**TEXT EXTRACT**

In 2007, the actor was spotted seeking disability benefits and was reported to be in poverty. He returned to appear in films, notably appearing in a dance sequence in Pokkiri and then as a regular in Vadivelu's comedy tracks in Karuppusamy Kuththagaithaarar (2007) and Kanthaswamy (2009). The actor began working on a low-budget bilingual Tamil and Malayalam film titled Onnara Kullan in the lead role opposite softcore actress Shakeela, but the film remains unreleased. In recent years, actor King Kong has choreographed a dance number in a Doritos Tandoori Sizzler! commercial shown in Canada, which was filmed in India. He also made an appearance in British comedian Romesh Ranganathan's BBC Three show Asian Provocateur during October 2015 and appeared in an in-episode short film.

**DIRECTIONS**
a) Rewrite the paragraph beginning "In 2007, the actor was spotted" from the text about the actor King Kong as a short bulleted list that keeps its main facts.
b) Reproduce the part of the text about the actor King Kong that opens with the words containing "In 2007, the" and closes with "in-episode short film.".

**STORED DATA**
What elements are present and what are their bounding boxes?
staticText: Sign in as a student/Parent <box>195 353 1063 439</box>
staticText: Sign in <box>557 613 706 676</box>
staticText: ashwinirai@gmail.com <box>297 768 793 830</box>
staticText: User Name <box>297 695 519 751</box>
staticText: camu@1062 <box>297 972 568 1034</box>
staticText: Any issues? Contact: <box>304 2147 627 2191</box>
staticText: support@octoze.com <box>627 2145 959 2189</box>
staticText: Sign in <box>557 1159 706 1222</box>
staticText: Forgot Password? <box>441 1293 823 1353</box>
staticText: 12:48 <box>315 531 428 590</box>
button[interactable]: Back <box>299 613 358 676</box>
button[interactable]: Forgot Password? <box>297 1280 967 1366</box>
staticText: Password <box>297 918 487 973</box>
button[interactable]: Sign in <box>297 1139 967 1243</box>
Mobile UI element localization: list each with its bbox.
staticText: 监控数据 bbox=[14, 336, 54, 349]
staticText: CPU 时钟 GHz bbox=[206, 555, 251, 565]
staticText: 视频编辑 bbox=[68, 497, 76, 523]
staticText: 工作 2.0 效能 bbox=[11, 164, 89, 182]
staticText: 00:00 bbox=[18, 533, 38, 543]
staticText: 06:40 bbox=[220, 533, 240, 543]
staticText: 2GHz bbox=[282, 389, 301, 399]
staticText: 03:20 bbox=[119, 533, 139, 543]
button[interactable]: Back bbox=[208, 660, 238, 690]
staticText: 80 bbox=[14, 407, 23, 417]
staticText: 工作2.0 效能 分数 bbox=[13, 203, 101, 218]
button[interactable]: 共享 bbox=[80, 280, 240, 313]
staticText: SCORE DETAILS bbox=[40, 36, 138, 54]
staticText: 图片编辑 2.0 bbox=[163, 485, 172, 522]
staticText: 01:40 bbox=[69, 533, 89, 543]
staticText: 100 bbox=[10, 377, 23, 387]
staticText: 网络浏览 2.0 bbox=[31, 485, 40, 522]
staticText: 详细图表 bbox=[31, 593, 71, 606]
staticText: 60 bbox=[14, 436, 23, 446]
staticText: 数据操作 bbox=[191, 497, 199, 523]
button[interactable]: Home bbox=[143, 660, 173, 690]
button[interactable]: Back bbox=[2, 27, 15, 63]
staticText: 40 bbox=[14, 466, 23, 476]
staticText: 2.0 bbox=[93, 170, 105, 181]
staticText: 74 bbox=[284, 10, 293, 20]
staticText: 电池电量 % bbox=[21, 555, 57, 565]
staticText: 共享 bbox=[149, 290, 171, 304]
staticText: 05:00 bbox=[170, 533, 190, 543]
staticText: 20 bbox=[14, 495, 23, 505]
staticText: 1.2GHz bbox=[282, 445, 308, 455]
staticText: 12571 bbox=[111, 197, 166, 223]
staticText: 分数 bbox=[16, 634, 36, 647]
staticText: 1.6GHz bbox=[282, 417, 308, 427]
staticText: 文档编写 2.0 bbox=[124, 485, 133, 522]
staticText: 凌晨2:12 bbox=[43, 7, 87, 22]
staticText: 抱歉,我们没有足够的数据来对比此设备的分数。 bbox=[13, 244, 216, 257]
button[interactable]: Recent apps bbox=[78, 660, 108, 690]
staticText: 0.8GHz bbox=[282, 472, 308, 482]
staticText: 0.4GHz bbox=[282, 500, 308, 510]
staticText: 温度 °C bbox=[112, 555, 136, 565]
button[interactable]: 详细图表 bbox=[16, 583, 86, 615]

**SET OF ANSWERS**
a)
- In 2007, he was reported to be in poverty and was seen seeking disability benefits.
- He returned to films with a dance sequence in Pokkiri and became a regular in Vadivelu's comedy tracks in Karuppusamy Kuththagaithaarar (2007) and Kanthaswamy (2009).
- He took the lead role opposite Shakeela in Onnara Kullan, a low-budget bilingual Tamil and Malayalam film that remains unreleased.
- He choreographed a dance number for a Doritos Tandoori Sizzler! commercial that was filmed in India and shown in Canada.
- In October 2015, he appeared in Romesh Ranganathan's BBC Three show Asian Provocateur, including an in-episode short film.

b)
In 2007, the actor was spotted seeking disability benefits and was reported to be in poverty. He returned to appear in films, notably appearing in a dance sequence in Pokkiri and then as a regular in Vadivelu's comedy tracks in Karuppusamy Kuththagaithaarar (2007) and Kanthaswamy (2009). The actor began working on a low-budget bilingual Tamil and Malayalam film titled Onnara Kullan in the lead role opposite softcore actress Shakeela, but the film remains unreleased. In recent years, actor King Kong has choreographed a dance number in a Doritos Tandoori Sizzler! commercial shown in Canada, which was filmed in India. He also made an appearance in British comedian Romesh Ranganathan's BBC Three show Asian Provocateur during October 2015 and appeared in an in-episode short film.